►

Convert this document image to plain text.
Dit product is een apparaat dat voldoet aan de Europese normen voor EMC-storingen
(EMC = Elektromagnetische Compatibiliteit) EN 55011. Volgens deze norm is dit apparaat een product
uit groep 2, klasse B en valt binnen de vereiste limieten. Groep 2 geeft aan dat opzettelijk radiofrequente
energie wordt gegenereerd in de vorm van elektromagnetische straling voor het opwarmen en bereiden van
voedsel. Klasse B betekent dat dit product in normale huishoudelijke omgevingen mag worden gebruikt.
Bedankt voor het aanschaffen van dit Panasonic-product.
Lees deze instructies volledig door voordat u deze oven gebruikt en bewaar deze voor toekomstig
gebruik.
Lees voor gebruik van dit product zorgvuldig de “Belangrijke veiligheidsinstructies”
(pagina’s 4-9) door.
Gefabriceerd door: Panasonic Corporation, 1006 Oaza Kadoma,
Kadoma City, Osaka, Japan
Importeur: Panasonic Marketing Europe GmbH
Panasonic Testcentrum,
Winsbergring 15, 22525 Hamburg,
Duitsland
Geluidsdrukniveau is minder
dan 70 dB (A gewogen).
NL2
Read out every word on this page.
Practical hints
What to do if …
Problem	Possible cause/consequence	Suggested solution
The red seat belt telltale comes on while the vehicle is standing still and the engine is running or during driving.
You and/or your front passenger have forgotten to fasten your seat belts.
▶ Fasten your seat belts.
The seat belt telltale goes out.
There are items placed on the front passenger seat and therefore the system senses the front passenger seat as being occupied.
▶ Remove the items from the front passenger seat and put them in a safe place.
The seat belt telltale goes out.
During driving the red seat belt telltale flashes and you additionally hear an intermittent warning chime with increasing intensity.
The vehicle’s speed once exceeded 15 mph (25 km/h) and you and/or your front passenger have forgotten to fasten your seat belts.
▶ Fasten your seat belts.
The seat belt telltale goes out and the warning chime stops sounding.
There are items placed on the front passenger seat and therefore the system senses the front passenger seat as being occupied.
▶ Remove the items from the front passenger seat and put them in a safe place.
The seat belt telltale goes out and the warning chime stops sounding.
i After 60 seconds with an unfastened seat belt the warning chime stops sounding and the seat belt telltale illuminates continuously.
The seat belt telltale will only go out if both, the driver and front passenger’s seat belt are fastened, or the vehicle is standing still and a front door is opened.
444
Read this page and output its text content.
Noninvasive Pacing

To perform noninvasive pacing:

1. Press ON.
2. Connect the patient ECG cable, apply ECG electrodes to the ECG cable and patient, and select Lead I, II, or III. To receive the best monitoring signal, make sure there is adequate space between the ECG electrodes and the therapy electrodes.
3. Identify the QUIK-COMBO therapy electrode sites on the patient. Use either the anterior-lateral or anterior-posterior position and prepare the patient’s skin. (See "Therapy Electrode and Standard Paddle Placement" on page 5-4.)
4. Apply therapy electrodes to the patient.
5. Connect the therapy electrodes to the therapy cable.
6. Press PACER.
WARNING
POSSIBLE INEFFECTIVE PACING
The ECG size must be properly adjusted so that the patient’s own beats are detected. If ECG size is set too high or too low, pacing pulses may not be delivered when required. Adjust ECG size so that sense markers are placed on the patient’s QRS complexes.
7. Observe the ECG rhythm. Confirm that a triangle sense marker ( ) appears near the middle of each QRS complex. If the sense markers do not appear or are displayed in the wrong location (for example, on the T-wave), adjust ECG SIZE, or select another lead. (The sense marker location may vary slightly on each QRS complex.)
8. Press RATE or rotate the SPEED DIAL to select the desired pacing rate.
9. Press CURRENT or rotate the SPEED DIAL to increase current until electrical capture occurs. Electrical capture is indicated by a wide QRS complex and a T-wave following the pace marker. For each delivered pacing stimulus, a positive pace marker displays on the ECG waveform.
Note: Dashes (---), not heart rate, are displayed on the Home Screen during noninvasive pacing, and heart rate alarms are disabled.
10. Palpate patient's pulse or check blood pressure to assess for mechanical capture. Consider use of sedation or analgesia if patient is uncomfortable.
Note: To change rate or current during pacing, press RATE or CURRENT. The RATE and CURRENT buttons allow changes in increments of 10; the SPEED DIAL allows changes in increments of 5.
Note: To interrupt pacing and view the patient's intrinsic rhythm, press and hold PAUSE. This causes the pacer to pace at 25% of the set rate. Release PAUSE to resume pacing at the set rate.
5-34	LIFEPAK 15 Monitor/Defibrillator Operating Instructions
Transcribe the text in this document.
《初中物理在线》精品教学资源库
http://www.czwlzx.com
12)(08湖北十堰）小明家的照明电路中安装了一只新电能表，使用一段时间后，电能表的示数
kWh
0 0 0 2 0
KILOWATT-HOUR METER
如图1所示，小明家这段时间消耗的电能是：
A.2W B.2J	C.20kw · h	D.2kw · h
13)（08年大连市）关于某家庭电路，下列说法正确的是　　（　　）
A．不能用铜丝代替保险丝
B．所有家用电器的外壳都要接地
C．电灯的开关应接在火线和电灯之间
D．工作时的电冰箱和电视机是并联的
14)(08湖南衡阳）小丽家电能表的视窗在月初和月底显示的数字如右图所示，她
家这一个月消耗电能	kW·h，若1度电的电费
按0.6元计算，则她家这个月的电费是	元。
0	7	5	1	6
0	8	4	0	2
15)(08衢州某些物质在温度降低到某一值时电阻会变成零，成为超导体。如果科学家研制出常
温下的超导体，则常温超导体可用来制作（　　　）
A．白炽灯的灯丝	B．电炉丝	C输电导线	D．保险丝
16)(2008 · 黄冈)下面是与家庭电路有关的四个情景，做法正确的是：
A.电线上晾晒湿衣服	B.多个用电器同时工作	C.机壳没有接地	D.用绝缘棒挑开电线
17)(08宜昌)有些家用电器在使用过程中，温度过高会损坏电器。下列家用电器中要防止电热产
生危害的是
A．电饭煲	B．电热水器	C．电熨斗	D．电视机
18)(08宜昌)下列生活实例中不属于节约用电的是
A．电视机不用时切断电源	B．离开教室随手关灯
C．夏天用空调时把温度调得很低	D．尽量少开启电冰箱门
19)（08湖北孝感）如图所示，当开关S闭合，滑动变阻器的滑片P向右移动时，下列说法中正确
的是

◄

▶ EXERCISE GOAL
Show all lines from the data above in which the word "your" appears.

▶ EXERCISE RESULT
You and/or your front passenger have forgotten to fasten your seat belts.
▶ Fasten your seat belts.
The vehicle’s speed once exceeded 15 mph (25 km/h) and you and/or your front passenger have forgotten to fasten your seat belts.
▶ Fasten your seat belts.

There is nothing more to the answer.